'''

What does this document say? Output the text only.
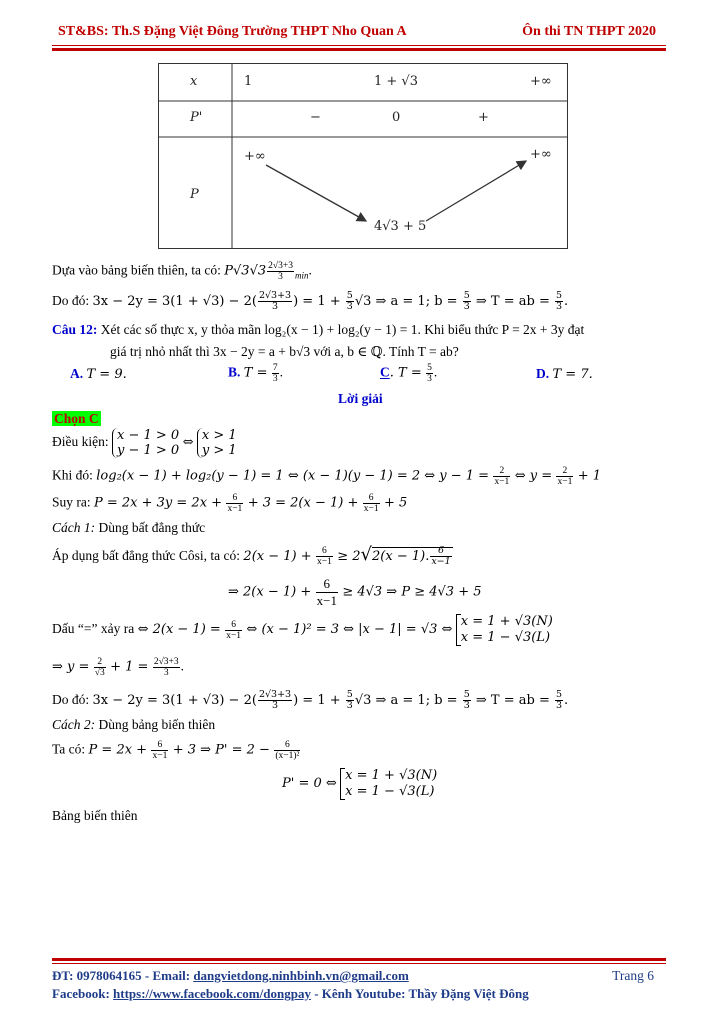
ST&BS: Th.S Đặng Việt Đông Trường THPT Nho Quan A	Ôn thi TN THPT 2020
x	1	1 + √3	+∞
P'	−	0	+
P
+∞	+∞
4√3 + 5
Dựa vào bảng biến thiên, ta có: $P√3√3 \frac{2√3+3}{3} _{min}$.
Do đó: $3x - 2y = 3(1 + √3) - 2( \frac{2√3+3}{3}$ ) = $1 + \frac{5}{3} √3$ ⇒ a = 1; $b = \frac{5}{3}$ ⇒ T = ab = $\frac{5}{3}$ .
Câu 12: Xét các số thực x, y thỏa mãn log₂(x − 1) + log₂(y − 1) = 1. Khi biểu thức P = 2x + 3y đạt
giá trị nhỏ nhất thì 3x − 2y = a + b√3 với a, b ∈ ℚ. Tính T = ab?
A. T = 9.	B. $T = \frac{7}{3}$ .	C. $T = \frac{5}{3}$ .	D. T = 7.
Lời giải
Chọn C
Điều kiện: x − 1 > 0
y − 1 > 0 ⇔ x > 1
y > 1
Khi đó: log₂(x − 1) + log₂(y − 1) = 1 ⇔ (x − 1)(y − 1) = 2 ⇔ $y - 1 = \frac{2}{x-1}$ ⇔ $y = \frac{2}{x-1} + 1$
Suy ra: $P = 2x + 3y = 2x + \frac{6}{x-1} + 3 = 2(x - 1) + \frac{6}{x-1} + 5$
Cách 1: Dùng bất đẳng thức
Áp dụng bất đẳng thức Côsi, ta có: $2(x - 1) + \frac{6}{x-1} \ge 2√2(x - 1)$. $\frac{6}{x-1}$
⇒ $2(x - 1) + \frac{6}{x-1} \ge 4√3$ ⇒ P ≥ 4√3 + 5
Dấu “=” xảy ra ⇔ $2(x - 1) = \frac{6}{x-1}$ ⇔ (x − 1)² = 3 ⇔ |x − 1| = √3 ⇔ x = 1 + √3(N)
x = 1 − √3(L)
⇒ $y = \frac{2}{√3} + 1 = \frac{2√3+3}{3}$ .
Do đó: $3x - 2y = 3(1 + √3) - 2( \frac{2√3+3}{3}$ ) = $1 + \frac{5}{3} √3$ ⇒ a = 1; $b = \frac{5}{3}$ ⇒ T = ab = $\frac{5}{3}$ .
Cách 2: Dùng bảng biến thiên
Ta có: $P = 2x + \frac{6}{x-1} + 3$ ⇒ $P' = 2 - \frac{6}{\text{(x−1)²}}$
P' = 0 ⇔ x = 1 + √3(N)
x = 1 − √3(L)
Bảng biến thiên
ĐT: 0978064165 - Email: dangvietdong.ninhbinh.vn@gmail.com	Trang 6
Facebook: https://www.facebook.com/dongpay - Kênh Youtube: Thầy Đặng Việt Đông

'''

Directions for this task: Scan the material above. Copy each line where "biến" occurs.

Finished task:
Dựa vào bảng biến thiên, ta có: $P√3√3 \frac{2√3+3}{3} _{min}$.
Cách 2: Dùng bảng biến thiên
Bảng biến thiên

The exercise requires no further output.